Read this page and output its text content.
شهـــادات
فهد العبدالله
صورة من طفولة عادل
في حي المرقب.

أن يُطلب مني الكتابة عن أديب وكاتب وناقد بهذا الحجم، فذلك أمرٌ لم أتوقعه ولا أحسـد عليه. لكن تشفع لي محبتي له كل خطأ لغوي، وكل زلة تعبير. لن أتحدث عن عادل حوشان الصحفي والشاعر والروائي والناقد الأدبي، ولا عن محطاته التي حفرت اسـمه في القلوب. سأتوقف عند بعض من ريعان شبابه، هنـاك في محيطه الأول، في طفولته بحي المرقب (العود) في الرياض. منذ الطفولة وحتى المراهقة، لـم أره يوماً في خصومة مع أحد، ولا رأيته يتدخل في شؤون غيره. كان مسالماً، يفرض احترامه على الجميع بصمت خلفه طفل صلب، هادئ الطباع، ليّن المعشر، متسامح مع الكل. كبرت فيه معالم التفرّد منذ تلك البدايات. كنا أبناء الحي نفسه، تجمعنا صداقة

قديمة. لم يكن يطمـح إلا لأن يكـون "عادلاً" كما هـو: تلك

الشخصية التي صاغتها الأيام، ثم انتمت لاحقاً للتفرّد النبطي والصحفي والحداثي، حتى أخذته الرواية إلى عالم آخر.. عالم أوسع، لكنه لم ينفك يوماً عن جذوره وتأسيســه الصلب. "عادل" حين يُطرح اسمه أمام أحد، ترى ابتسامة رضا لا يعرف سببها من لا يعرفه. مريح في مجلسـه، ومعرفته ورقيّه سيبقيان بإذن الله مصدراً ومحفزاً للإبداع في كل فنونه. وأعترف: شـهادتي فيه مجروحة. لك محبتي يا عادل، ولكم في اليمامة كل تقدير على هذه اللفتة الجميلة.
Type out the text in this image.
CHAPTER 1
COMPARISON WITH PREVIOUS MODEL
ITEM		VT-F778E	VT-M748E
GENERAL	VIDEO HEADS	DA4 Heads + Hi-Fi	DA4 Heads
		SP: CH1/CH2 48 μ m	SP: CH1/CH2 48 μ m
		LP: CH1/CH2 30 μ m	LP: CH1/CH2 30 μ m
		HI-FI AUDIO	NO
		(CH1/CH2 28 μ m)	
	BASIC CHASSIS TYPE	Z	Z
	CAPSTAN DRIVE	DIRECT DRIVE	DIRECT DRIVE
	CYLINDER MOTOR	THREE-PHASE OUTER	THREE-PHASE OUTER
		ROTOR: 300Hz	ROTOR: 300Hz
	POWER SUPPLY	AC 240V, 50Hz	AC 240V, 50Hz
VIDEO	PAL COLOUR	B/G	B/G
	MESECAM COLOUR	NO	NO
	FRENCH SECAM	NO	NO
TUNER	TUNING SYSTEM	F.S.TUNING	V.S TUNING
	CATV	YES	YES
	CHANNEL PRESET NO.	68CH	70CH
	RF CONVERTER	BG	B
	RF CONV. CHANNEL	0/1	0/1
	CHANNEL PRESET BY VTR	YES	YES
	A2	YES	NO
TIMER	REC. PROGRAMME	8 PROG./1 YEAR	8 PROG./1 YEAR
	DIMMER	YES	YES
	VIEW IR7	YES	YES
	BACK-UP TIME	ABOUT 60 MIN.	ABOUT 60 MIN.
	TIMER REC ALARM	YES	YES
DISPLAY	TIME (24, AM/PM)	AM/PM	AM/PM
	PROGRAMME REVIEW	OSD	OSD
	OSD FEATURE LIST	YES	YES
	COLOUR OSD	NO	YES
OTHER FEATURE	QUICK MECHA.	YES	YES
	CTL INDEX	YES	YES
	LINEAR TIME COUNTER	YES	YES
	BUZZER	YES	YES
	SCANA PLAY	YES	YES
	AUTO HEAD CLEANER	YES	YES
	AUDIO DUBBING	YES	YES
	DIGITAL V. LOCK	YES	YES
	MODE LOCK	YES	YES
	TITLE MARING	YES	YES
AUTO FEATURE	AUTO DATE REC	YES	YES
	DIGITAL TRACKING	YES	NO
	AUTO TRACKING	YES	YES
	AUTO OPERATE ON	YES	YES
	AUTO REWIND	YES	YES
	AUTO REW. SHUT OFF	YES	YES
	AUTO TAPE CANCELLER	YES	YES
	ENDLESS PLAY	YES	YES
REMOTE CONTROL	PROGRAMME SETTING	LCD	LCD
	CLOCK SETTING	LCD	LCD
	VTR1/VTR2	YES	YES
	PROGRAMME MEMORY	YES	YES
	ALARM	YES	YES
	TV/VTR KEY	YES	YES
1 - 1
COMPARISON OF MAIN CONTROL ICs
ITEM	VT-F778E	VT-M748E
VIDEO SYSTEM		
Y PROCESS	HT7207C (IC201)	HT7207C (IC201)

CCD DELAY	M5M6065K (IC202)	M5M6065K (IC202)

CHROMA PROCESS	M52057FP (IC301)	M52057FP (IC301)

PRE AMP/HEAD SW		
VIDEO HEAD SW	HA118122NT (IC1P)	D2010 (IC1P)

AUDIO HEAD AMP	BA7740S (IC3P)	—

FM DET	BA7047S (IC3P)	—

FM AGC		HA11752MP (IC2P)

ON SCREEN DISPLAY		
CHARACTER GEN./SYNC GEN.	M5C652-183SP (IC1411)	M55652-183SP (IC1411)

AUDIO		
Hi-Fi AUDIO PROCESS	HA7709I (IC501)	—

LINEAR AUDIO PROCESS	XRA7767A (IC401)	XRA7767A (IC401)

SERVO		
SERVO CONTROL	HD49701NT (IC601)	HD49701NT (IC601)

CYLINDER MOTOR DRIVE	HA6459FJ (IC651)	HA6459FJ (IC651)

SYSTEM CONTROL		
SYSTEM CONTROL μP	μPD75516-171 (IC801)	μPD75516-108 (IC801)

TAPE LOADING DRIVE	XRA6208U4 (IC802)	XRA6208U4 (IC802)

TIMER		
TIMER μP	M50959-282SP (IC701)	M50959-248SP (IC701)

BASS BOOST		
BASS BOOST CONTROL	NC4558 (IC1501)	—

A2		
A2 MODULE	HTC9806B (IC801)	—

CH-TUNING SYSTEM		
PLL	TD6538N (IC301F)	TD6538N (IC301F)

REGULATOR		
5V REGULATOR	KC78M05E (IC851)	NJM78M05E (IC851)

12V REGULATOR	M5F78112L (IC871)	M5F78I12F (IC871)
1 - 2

● **Exercise description**: Transcribe the material exactly as it reads.

● **Problem solution**:
Read this page and output its text content.
شهـــادات
فهد العبدالله
صورة من طفولة عادل
في حي المرقب.

أن يُطلب مني الكتابة عن أديب وكاتب وناقد بهذا الحجم، فذلك أمرٌ لم أتوقعه ولا أحسـد عليه. لكن تشفع لي محبتي له كل خطأ لغوي، وكل زلة تعبير. لن أتحدث عن عادل حوشان الصحفي والشاعر والروائي والناقد الأدبي، ولا عن محطاته التي حفرت اسـمه في القلوب. سأتوقف عند بعض من ريعان شبابه، هنـاك في محيطه الأول، في طفولته بحي المرقب (العود) في الرياض. منذ الطفولة وحتى المراهقة، لـم أره يوماً في خصومة مع أحد، ولا رأيته يتدخل في شؤون غيره. كان مسالماً، يفرض احترامه على الجميع بصمت خلفه طفل صلب، هادئ الطباع، ليّن المعشر، متسامح مع الكل. كبرت فيه معالم التفرّد منذ تلك البدايات. كنا أبناء الحي نفسه، تجمعنا صداقة

قديمة. لم يكن يطمـح إلا لأن يكـون "عادلاً" كما هـو: تلك

الشخصية التي صاغتها الأيام، ثم انتمت لاحقاً للتفرّد النبطي والصحفي والحداثي، حتى أخذته الرواية إلى عالم آخر.. عالم أوسع، لكنه لم ينفك يوماً عن جذوره وتأسيســه الصلب. "عادل" حين يُطرح اسمه أمام أحد، ترى ابتسامة رضا لا يعرف سببها من لا يعرفه. مريح في مجلسـه، ومعرفته ورقيّه سيبقيان بإذن الله مصدراً ومحفزاً للإبداع في كل فنونه. وأعترف: شـهادتي فيه مجروحة. لك محبتي يا عادل، ولكم في اليمامة كل تقدير على هذه اللفتة الجميلة.
Type out the text in this image.
CHAPTER 1
COMPARISON WITH PREVIOUS MODEL
ITEM		VT-F778E	VT-M748E
GENERAL	VIDEO HEADS	DA4 Heads + Hi-Fi	DA4 Heads
		SP: CH1/CH2 48 μ m	SP: CH1/CH2 48 μ m
		LP: CH1/CH2 30 μ m	LP: CH1/CH2 30 μ m
		HI-FI AUDIO	NO
		(CH1/CH2 28 μ m)	
	BASIC CHASSIS TYPE	Z	Z
	CAPSTAN DRIVE	DIRECT DRIVE	DIRECT DRIVE
	CYLINDER MOTOR	THREE-PHASE OUTER	THREE-PHASE OUTER
		ROTOR: 300Hz	ROTOR: 300Hz
	POWER SUPPLY	AC 240V, 50Hz	AC 240V, 50Hz
VIDEO	PAL COLOUR	B/G	B/G
	MESECAM COLOUR	NO	NO
	FRENCH SECAM	NO	NO
TUNER	TUNING SYSTEM	F.S.TUNING	V.S TUNING
	CATV	YES	YES
	CHANNEL PRESET NO.	68CH	70CH
	RF CONVERTER	BG	B
	RF CONV. CHANNEL	0/1	0/1
	CHANNEL PRESET BY VTR	YES	YES
	A2	YES	NO
TIMER	REC. PROGRAMME	8 PROG./1 YEAR	8 PROG./1 YEAR
	DIMMER	YES	YES
	VIEW IR7	YES	YES
	BACK-UP TIME	ABOUT 60 MIN.	ABOUT 60 MIN.
	TIMER REC ALARM	YES	YES
DISPLAY	TIME (24, AM/PM)	AM/PM	AM/PM
	PROGRAMME REVIEW	OSD	OSD
	OSD FEATURE LIST	YES	YES
	COLOUR OSD	NO	YES
OTHER FEATURE	QUICK MECHA.	YES	YES
	CTL INDEX	YES	YES
	LINEAR TIME COUNTER	YES	YES
	BUZZER	YES	YES
	SCANA PLAY	YES	YES
	AUTO HEAD CLEANER	YES	YES
	AUDIO DUBBING	YES	YES
	DIGITAL V. LOCK	YES	YES
	MODE LOCK	YES	YES
	TITLE MARING	YES	YES
AUTO FEATURE	AUTO DATE REC	YES	YES
	DIGITAL TRACKING	YES	NO
	AUTO TRACKING	YES	YES
	AUTO OPERATE ON	YES	YES
	AUTO REWIND	YES	YES
	AUTO REW. SHUT OFF	YES	YES
	AUTO TAPE CANCELLER	YES	YES
	ENDLESS PLAY	YES	YES
REMOTE CONTROL	PROGRAMME SETTING	LCD	LCD
	CLOCK SETTING	LCD	LCD
	VTR1/VTR2	YES	YES
	PROGRAMME MEMORY	YES	YES
	ALARM	YES	YES
	TV/VTR KEY	YES	YES
1 - 1
COMPARISON OF MAIN CONTROL ICs
ITEM	VT-F778E	VT-M748E
VIDEO SYSTEM		
Y PROCESS	HT7207C (IC201)	HT7207C (IC201)

CCD DELAY	M5M6065K (IC202)	M5M6065K (IC202)

CHROMA PROCESS	M52057FP (IC301)	M52057FP (IC301)

PRE AMP/HEAD SW		
VIDEO HEAD SW	HA118122NT (IC1P)	D2010 (IC1P)

AUDIO HEAD AMP	BA7740S (IC3P)	—

FM DET	BA7047S (IC3P)	—

FM AGC		HA11752MP (IC2P)

ON SCREEN DISPLAY		
CHARACTER GEN./SYNC GEN.	M5C652-183SP (IC1411)	M55652-183SP (IC1411)

AUDIO		
Hi-Fi AUDIO PROCESS	HA7709I (IC501)	—

LINEAR AUDIO PROCESS	XRA7767A (IC401)	XRA7767A (IC401)

SERVO		
SERVO CONTROL	HD49701NT (IC601)	HD49701NT (IC601)

CYLINDER MOTOR DRIVE	HA6459FJ (IC651)	HA6459FJ (IC651)

SYSTEM CONTROL		
SYSTEM CONTROL μP	μPD75516-171 (IC801)	μPD75516-108 (IC801)

TAPE LOADING DRIVE	XRA6208U4 (IC802)	XRA6208U4 (IC802)

TIMER		
TIMER μP	M50959-282SP (IC701)	M50959-248SP (IC701)

BASS BOOST		
BASS BOOST CONTROL	NC4558 (IC1501)	—

A2		
A2 MODULE	HTC9806B (IC801)	—

CH-TUNING SYSTEM		
PLL	TD6538N (IC301F)	TD6538N (IC301F)

REGULATOR		
5V REGULATOR	KC78M05E (IC851)	NJM78M05E (IC851)

12V REGULATOR	M5F78112L (IC871)	M5F78I12F (IC871)
1 - 2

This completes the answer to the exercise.